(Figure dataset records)

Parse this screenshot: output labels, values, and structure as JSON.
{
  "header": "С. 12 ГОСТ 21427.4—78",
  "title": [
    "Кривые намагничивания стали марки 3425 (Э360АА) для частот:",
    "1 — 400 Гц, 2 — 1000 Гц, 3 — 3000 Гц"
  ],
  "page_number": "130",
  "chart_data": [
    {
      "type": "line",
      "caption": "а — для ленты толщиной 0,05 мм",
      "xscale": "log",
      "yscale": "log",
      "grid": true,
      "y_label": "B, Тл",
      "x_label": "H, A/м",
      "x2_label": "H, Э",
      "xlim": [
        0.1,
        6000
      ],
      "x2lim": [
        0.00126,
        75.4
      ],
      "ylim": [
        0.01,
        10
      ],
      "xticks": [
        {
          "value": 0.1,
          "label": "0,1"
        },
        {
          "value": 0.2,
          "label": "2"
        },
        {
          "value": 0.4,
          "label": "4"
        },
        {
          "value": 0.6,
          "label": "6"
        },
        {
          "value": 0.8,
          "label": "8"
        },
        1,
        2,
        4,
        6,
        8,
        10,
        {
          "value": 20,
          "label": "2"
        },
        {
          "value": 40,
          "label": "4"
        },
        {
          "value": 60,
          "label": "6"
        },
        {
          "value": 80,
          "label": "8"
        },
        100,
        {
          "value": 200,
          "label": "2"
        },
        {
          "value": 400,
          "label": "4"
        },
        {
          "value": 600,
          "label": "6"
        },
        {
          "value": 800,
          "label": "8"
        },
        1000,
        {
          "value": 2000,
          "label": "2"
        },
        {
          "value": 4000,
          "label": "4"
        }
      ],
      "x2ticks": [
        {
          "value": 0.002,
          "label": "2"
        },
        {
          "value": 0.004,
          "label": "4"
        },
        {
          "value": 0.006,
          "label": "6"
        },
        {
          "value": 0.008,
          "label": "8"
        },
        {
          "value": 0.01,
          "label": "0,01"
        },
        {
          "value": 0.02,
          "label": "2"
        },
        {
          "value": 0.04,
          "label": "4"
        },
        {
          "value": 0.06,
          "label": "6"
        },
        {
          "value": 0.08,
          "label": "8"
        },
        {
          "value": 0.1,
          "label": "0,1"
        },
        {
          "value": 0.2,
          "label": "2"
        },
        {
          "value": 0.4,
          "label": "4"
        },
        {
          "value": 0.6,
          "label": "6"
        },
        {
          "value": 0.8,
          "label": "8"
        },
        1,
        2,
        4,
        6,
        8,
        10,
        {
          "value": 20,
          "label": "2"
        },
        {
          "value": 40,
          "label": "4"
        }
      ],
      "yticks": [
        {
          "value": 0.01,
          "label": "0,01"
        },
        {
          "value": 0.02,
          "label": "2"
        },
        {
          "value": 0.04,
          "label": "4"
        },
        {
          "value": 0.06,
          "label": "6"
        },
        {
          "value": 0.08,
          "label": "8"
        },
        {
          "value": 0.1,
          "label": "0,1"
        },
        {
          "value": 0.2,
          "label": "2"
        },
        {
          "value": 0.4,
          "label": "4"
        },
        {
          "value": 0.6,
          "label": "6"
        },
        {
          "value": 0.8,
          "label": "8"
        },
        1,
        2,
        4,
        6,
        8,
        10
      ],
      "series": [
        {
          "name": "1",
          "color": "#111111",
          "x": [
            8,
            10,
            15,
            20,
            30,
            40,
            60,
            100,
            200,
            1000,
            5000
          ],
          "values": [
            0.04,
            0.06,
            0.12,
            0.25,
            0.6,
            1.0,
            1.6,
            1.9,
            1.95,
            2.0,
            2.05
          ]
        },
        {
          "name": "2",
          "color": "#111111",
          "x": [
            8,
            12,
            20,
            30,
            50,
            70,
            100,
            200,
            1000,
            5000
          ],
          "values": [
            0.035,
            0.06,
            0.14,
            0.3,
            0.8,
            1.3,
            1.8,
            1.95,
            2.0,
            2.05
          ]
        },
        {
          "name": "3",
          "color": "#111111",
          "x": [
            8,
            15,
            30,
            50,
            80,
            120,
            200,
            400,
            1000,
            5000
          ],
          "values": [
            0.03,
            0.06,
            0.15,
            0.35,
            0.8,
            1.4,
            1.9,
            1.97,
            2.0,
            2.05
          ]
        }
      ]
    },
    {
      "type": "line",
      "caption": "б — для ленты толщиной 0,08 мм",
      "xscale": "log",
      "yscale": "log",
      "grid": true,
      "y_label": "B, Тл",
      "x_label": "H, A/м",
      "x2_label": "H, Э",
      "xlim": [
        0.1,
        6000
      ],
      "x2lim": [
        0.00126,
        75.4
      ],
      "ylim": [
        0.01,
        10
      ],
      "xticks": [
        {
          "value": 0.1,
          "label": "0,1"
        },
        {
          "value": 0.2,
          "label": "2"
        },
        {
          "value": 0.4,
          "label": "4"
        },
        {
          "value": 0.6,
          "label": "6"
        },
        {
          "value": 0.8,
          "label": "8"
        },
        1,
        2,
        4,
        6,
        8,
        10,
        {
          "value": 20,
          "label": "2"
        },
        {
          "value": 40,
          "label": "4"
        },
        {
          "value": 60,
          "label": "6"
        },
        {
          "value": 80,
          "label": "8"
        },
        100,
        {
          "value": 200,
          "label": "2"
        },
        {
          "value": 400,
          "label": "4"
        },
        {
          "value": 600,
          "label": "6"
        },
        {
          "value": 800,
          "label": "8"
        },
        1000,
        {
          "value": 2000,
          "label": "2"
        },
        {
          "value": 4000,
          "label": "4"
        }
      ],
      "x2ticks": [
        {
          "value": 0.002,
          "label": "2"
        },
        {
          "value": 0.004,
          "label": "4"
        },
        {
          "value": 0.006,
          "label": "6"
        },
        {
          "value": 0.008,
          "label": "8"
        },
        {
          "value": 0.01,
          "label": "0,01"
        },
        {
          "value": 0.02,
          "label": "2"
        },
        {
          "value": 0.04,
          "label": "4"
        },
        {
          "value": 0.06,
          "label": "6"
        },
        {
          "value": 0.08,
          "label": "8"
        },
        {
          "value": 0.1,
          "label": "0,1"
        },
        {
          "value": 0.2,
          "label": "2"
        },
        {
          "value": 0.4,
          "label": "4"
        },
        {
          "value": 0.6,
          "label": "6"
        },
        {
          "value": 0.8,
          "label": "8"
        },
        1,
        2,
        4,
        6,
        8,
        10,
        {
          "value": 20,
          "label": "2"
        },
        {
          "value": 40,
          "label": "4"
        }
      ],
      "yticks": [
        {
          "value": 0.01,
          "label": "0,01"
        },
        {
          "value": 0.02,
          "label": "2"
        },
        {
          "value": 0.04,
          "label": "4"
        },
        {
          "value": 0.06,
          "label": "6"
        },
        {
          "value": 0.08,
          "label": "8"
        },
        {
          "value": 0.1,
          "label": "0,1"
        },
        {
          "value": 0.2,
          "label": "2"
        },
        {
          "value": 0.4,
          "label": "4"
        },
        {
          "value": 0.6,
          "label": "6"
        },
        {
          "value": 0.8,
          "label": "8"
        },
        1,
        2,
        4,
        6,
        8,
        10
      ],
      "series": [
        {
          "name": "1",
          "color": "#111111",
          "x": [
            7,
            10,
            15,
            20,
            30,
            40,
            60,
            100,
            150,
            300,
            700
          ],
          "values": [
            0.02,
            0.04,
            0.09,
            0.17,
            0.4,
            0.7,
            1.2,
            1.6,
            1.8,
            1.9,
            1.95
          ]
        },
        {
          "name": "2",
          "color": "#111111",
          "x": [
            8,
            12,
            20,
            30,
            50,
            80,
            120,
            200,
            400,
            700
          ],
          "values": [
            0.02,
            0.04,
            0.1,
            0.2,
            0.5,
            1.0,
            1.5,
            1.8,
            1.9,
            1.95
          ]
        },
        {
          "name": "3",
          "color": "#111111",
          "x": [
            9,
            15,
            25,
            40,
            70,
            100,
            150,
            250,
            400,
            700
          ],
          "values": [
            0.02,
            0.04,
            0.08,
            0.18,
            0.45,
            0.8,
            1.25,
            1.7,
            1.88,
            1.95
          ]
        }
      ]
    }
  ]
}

■ **GIVEN EXERCISE**
Scan the material above. Copy each line where "ленты" occurs.

■ **THE REPLY**
      "caption": "а — для ленты толщиной 0,05 мм",
      "caption": "б — для ленты толщиной 0,08 мм",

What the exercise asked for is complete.